WRITTEN TASK :: Where a line contains the word "北冥有鱼", copy that line in full.

SUPPLIED ENTRIES ::
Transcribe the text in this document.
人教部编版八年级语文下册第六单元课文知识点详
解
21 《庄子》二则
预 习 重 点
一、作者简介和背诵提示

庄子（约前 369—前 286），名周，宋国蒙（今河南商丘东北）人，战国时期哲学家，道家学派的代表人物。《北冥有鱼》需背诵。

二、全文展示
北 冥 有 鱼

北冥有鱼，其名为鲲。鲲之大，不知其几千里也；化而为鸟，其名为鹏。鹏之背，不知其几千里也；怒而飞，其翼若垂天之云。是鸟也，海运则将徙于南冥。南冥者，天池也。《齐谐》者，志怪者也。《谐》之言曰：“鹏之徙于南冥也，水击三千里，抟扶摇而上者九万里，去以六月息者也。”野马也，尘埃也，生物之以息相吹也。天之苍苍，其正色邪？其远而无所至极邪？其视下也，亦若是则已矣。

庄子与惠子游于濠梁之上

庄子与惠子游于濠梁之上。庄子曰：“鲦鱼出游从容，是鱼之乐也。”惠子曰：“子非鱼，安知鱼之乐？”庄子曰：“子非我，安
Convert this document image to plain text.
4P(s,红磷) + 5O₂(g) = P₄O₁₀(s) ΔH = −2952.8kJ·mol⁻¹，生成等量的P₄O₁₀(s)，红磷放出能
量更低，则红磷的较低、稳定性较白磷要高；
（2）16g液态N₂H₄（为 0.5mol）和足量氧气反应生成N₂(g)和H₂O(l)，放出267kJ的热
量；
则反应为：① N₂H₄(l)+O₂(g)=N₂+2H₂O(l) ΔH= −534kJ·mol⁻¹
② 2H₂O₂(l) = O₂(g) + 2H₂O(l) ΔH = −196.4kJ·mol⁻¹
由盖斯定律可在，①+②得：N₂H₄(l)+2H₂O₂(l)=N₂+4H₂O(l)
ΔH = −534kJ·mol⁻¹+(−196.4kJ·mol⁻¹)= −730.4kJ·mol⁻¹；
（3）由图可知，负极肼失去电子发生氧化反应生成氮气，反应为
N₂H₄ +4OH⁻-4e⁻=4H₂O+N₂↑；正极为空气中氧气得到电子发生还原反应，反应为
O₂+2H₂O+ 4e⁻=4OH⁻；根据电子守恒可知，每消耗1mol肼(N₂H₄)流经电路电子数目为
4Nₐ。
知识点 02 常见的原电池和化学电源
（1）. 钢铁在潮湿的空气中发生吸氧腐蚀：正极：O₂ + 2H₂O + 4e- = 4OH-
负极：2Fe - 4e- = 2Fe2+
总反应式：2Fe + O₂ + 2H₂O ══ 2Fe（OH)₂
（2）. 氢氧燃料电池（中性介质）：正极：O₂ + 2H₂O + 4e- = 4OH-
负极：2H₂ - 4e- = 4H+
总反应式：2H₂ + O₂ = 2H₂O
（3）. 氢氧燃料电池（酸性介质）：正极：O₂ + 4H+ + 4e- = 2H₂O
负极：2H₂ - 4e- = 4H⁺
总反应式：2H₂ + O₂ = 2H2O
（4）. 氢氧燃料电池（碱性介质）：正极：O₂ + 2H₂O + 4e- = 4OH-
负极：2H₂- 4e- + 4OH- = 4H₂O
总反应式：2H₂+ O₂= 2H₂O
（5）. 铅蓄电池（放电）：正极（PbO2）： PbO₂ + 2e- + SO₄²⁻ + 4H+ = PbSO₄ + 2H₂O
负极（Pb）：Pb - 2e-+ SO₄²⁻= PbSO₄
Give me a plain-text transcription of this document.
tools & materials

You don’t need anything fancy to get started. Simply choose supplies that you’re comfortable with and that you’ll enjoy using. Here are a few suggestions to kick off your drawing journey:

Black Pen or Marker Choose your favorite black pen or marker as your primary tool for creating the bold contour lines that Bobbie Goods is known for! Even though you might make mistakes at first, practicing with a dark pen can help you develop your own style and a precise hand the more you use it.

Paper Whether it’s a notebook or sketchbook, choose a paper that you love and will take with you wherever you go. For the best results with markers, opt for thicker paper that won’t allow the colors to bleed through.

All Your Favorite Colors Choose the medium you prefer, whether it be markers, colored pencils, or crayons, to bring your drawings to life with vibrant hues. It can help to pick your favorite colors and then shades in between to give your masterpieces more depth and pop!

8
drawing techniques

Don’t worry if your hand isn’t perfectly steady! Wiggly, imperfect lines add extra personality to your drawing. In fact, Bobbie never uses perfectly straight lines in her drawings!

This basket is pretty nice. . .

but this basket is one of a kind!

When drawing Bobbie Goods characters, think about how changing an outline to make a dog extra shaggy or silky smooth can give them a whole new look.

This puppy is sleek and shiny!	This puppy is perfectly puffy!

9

THE REPLY ::
庄子（约前 369—前 286），名周，宋国蒙（今河南商丘东北）人，战国时期哲学家，道家学派的代表人物。《北冥有鱼》需背诵。
北冥有鱼，其名为鲲。鲲之大，不知其几千里也；化而为鸟，其名为鹏。鹏之背，不知其几千里也；怒而飞，其翼若垂天之云。是鸟也，海运则将徙于南冥。南冥者，天池也。《齐谐》者，志怪者也。《谐》之言曰：“鹏之徙于南冥也，水击三千里，抟扶摇而上者九万里，去以六月息者也。”野马也，尘埃也，生物之以息相吹也。天之苍苍，其正色邪？其远而无所至极邪？其视下也，亦若是则已矣。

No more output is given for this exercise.